# What you have to do:
Each entry here needs to be set down again exactly, please; pictures are left out.

(Collection entries)
====
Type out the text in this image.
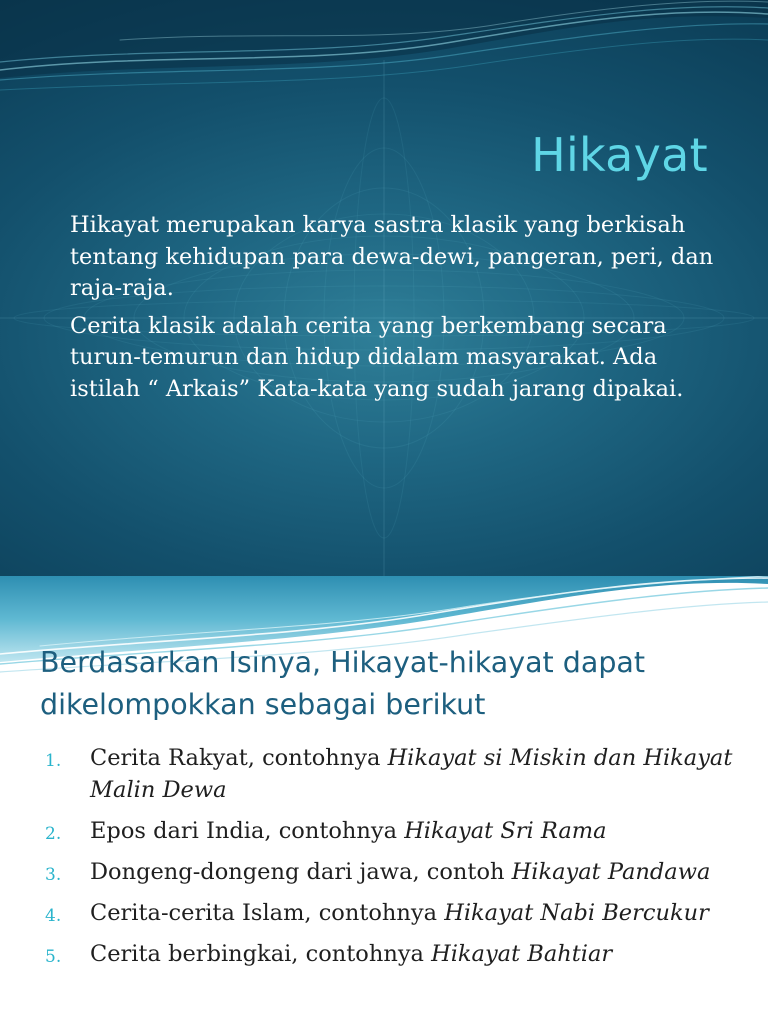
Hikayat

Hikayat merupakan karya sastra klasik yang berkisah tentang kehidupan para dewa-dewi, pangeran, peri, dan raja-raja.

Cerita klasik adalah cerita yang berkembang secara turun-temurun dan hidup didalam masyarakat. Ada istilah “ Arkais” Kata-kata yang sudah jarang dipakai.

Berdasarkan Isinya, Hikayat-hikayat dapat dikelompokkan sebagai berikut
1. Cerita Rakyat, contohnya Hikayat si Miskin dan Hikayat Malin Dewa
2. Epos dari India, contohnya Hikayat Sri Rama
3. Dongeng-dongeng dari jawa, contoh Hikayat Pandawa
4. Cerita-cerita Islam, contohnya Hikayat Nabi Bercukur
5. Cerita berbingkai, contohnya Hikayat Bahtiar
====
# Completed task:
Type out the text in this image.
Hikayat

Hikayat merupakan karya sastra klasik yang berkisah tentang kehidupan para dewa-dewi, pangeran, peri, dan raja-raja.

Cerita klasik adalah cerita yang berkembang secara turun-temurun dan hidup didalam masyarakat. Ada istilah “ Arkais” Kata-kata yang sudah jarang dipakai.

Berdasarkan Isinya, Hikayat-hikayat dapat dikelompokkan sebagai berikut
1. Cerita Rakyat, contohnya Hikayat si Miskin dan Hikayat Malin Dewa
2. Epos dari India, contohnya Hikayat Sri Rama
3. Dongeng-dongeng dari jawa, contoh Hikayat Pandawa
4. Cerita-cerita Islam, contohnya Hikayat Nabi Bercukur
5. Cerita berbingkai, contohnya Hikayat Bahtiar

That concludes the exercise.